» **Written problem**
Work through the data line by line, gathering every line that has the word "Corrections".

» **Material for this task**
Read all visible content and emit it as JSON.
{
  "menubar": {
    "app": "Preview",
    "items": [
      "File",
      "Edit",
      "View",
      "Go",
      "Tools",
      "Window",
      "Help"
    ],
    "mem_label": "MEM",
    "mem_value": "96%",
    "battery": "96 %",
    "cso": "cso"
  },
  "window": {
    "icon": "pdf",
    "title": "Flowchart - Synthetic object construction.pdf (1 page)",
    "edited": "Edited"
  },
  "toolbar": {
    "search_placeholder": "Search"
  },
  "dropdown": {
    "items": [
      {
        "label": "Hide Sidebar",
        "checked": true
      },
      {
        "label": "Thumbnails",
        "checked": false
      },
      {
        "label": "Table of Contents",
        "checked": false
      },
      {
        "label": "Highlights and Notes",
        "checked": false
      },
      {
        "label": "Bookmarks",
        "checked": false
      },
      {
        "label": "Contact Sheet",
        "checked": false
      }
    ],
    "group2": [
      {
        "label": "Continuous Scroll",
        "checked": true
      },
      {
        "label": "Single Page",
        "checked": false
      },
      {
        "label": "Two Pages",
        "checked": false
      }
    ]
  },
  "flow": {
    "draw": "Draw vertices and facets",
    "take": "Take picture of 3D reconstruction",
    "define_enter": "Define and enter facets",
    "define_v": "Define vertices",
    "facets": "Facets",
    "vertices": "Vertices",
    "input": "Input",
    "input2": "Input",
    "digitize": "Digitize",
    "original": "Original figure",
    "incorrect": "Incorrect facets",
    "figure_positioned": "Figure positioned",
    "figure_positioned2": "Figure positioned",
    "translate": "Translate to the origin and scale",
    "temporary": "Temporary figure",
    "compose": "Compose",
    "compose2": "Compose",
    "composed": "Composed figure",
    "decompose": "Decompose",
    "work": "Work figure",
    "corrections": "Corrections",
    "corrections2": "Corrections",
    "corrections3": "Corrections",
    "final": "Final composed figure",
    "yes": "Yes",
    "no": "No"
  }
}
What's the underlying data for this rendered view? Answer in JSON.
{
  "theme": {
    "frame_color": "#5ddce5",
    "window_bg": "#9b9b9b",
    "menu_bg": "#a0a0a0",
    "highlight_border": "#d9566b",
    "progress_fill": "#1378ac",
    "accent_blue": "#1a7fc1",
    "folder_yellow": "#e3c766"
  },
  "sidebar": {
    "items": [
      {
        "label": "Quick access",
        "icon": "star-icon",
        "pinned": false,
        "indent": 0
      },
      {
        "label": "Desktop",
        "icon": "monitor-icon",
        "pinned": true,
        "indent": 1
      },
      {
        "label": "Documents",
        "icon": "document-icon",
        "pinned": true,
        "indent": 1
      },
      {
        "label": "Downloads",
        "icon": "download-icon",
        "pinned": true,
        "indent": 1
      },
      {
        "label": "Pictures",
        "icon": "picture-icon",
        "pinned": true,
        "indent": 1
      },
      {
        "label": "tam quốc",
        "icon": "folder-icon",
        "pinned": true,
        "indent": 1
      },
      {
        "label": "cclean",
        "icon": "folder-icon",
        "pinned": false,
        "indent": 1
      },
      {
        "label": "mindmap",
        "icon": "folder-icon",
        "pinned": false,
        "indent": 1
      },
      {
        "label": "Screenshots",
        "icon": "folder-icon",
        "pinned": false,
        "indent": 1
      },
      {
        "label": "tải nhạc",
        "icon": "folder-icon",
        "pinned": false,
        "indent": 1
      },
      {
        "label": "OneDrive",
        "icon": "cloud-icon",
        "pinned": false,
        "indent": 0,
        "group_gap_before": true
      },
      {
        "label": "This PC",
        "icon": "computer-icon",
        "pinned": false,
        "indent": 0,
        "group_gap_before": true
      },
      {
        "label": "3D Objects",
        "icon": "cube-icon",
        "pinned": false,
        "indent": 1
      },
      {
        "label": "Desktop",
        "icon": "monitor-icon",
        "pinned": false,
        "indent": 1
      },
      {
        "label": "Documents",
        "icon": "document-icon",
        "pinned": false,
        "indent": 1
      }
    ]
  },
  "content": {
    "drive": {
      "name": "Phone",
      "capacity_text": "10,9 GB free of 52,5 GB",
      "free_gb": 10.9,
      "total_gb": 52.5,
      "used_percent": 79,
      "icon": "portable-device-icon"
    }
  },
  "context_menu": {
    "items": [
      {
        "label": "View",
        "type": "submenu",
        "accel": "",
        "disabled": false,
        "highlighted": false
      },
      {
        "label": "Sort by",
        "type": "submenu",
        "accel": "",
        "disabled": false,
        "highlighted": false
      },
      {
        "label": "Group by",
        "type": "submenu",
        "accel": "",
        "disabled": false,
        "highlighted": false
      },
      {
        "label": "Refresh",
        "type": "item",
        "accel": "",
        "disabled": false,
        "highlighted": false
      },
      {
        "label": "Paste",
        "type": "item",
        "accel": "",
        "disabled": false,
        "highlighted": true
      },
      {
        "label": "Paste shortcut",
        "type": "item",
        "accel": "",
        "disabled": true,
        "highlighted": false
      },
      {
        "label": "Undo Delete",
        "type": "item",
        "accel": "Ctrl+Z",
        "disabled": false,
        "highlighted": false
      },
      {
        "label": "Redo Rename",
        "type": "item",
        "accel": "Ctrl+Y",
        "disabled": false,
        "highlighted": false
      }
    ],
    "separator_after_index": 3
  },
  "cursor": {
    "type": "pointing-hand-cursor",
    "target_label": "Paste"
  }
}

» **Result of the exercise**
    "corrections": "Corrections",
    "corrections2": "Corrections",
    "corrections3": "Corrections",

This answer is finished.